--- Begin Available data ---

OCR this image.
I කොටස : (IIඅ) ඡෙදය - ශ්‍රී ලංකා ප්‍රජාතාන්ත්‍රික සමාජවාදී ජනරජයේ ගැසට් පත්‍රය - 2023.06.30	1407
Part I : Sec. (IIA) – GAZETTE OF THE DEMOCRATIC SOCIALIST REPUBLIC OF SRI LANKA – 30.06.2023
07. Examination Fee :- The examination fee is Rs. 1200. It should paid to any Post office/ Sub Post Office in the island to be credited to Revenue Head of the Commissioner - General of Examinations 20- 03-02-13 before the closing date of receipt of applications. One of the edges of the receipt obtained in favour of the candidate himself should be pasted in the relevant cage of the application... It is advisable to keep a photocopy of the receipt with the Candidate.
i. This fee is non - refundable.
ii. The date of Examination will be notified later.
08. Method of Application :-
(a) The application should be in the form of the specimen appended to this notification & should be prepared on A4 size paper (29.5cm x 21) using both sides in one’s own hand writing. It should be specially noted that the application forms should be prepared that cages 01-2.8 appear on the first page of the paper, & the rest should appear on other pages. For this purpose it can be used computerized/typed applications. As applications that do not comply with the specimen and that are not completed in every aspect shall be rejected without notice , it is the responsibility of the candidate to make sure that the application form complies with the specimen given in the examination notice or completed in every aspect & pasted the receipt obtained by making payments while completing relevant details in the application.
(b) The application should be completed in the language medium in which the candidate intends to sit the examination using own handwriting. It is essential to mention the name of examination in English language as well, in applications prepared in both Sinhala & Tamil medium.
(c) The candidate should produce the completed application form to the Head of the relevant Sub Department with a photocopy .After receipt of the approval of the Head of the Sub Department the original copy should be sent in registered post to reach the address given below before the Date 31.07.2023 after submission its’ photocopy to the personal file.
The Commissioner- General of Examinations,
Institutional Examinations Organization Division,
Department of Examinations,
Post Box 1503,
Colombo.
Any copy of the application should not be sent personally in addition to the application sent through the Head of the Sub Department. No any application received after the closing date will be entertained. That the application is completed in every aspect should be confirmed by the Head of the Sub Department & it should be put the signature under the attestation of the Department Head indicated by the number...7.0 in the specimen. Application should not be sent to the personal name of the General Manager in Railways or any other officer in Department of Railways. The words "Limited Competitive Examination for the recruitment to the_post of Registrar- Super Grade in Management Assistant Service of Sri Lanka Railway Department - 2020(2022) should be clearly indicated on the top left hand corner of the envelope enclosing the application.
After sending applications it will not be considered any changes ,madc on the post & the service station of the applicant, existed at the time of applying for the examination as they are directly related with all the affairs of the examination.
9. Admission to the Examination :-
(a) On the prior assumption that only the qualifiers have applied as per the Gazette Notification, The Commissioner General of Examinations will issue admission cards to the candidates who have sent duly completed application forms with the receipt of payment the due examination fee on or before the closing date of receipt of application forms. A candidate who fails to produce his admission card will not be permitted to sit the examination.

--- End Available data ---

▶ _Exercise aim_
The records above should be repeated in full, exactly as given.

▶ _Solution for this problem_
OCR this image.
I කොටස : (IIඅ) ඡෙදය - ශ්‍රී ලංකා ප්‍රජාතාන්ත්‍රික සමාජවාදී ජනරජයේ ගැසට් පත්‍රය - 2023.06.30	1407
Part I : Sec. (IIA) – GAZETTE OF THE DEMOCRATIC SOCIALIST REPUBLIC OF SRI LANKA – 30.06.2023
07. Examination Fee :- The examination fee is Rs. 1200. It should paid to any Post office/ Sub Post Office in the island to be credited to Revenue Head of the Commissioner - General of Examinations 20- 03-02-13 before the closing date of receipt of applications. One of the edges of the receipt obtained in favour of the candidate himself should be pasted in the relevant cage of the application... It is advisable to keep a photocopy of the receipt with the Candidate.
i. This fee is non - refundable.
ii. The date of Examination will be notified later.
08. Method of Application :-
(a) The application should be in the form of the specimen appended to this notification & should be prepared on A4 size paper (29.5cm x 21) using both sides in one’s own hand writing. It should be specially noted that the application forms should be prepared that cages 01-2.8 appear on the first page of the paper, & the rest should appear on other pages. For this purpose it can be used computerized/typed applications. As applications that do not comply with the specimen and that are not completed in every aspect shall be rejected without notice , it is the responsibility of the candidate to make sure that the application form complies with the specimen given in the examination notice or completed in every aspect & pasted the receipt obtained by making payments while completing relevant details in the application.
(b) The application should be completed in the language medium in which the candidate intends to sit the examination using own handwriting. It is essential to mention the name of examination in English language as well, in applications prepared in both Sinhala & Tamil medium.
(c) The candidate should produce the completed application form to the Head of the relevant Sub Department with a photocopy .After receipt of the approval of the Head of the Sub Department the original copy should be sent in registered post to reach the address given below before the Date 31.07.2023 after submission its’ photocopy to the personal file.
The Commissioner- General of Examinations,
Institutional Examinations Organization Division,
Department of Examinations,
Post Box 1503,
Colombo.
Any copy of the application should not be sent personally in addition to the application sent through the Head of the Sub Department. No any application received after the closing date will be entertained. That the application is completed in every aspect should be confirmed by the Head of the Sub Department & it should be put the signature under the attestation of the Department Head indicated by the number...7.0 in the specimen. Application should not be sent to the personal name of the General Manager in Railways or any other officer in Department of Railways. The words "Limited Competitive Examination for the recruitment to the_post of Registrar- Super Grade in Management Assistant Service of Sri Lanka Railway Department - 2020(2022) should be clearly indicated on the top left hand corner of the envelope enclosing the application.
After sending applications it will not be considered any changes ,madc on the post & the service station of the applicant, existed at the time of applying for the examination as they are directly related with all the affairs of the examination.
9. Admission to the Examination :-
(a) On the prior assumption that only the qualifiers have applied as per the Gazette Notification, The Commissioner General of Examinations will issue admission cards to the candidates who have sent duly completed application forms with the receipt of payment the due examination fee on or before the closing date of receipt of application forms. A candidate who fails to produce his admission card will not be permitted to sit the examination.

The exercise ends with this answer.